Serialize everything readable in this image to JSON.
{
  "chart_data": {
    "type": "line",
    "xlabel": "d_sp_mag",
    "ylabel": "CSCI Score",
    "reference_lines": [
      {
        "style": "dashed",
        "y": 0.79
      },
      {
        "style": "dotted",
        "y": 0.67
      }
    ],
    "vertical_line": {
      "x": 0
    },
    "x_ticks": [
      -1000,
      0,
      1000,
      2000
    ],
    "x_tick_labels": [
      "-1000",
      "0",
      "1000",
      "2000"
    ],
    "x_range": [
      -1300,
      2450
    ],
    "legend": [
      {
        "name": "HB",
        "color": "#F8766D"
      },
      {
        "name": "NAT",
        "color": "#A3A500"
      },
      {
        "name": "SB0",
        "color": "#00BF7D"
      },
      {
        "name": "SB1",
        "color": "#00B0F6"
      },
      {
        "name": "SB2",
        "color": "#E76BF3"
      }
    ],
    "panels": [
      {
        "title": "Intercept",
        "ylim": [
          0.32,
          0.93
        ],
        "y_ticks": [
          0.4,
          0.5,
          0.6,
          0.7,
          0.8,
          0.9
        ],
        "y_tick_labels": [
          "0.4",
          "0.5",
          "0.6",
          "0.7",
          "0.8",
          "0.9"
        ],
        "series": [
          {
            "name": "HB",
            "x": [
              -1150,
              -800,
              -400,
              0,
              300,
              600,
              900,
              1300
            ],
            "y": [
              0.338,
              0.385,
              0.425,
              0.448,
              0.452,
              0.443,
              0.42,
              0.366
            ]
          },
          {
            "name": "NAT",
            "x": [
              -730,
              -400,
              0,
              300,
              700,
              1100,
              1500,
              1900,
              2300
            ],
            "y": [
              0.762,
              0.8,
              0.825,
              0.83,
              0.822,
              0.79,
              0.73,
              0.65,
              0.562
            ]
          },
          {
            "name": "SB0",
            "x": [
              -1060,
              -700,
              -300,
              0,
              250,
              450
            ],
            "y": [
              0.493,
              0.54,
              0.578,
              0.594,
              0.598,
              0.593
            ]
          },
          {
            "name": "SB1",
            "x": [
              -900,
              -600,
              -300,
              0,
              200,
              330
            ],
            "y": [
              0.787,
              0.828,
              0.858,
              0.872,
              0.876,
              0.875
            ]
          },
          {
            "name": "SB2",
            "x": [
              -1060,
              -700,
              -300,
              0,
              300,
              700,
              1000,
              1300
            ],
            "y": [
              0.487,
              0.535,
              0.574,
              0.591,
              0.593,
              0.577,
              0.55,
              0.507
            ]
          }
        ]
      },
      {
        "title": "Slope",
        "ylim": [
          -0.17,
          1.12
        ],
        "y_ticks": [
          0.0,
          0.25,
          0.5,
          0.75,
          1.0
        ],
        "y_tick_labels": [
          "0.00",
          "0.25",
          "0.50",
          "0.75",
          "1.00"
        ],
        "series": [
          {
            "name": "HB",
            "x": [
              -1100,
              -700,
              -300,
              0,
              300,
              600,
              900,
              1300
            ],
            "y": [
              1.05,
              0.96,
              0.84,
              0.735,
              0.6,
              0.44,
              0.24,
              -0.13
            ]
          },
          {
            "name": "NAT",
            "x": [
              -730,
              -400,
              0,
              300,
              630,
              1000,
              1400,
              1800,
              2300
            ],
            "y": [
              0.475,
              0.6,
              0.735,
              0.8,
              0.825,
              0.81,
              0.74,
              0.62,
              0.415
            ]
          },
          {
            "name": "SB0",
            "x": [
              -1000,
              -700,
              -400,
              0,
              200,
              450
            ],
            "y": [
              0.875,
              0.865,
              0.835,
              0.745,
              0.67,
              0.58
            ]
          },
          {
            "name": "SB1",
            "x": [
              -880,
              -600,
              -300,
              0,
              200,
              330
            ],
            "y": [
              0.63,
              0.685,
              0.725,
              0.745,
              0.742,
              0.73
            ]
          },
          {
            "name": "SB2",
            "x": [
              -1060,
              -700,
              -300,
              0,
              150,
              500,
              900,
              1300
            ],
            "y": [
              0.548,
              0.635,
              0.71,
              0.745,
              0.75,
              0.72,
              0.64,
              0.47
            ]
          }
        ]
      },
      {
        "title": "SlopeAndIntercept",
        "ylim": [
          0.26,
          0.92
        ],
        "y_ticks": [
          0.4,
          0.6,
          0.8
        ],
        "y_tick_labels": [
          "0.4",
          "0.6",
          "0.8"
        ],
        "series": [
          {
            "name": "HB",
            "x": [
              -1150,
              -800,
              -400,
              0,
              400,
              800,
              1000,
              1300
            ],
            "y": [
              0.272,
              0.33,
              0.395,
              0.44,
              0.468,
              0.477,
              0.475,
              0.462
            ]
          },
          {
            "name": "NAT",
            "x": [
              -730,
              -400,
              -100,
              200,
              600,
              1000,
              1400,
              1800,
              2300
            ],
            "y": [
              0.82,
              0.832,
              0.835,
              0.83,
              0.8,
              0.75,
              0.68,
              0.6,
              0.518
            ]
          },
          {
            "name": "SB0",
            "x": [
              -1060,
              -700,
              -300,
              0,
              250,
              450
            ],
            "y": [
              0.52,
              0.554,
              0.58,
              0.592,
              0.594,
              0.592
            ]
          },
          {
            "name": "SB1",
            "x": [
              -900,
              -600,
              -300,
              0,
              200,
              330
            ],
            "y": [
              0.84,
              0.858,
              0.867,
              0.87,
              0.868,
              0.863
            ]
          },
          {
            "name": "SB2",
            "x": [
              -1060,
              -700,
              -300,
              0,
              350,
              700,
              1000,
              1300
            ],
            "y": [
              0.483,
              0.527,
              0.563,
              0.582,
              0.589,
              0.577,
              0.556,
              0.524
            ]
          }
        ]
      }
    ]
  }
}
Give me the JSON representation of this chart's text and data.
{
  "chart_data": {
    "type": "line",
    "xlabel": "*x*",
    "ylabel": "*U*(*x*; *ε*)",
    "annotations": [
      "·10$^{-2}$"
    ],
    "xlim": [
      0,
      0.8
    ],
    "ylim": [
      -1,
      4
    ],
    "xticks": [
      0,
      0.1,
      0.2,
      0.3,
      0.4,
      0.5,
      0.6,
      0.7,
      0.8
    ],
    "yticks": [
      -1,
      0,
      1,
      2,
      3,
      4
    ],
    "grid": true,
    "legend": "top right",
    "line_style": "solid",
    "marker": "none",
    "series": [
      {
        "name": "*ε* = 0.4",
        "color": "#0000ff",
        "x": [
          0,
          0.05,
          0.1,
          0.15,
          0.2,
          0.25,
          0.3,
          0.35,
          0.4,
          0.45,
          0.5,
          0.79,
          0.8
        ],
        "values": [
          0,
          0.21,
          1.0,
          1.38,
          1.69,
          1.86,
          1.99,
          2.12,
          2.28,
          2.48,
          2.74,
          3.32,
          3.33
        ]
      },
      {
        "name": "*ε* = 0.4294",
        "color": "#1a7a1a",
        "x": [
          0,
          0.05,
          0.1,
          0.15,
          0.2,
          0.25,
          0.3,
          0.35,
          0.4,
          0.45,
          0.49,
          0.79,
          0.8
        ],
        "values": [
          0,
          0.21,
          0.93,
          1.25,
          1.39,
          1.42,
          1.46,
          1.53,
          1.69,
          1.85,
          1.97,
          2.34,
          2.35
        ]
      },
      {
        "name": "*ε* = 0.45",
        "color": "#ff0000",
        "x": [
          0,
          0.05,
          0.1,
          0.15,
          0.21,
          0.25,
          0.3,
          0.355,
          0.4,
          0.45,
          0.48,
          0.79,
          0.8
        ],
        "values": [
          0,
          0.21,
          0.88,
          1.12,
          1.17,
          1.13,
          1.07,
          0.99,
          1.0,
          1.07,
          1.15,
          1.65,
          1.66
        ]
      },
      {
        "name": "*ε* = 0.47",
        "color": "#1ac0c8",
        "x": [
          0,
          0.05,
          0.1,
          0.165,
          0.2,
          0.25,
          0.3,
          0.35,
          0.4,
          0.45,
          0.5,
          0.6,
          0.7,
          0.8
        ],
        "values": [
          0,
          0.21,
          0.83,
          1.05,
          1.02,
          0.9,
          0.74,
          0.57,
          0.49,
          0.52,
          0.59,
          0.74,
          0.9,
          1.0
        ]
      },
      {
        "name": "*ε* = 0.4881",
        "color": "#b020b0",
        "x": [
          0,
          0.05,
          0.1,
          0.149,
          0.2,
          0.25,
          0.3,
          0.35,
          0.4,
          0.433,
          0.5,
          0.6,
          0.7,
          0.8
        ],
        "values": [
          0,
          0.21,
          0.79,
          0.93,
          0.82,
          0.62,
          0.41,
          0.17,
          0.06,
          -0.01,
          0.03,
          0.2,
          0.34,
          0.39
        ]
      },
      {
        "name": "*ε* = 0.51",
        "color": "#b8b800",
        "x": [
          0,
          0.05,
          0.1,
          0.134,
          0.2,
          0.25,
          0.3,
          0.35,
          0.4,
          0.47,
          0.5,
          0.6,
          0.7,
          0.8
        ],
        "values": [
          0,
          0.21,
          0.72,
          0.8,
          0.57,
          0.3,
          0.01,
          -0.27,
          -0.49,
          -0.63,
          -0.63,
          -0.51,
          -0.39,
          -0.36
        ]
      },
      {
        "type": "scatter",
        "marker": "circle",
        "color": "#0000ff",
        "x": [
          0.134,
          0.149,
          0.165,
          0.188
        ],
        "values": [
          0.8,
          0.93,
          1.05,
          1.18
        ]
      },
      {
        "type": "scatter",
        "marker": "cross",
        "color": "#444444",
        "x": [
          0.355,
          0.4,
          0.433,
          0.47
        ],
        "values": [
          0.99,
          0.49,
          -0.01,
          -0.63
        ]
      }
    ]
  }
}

□ □ □ □ □

**REQUIRED TASK**: Find the string "title" in the listing and return every line that holds it.

**RESULT**:
        "title": "Intercept",
        "title": "Slope",
        "title": "SlopeAndIntercept",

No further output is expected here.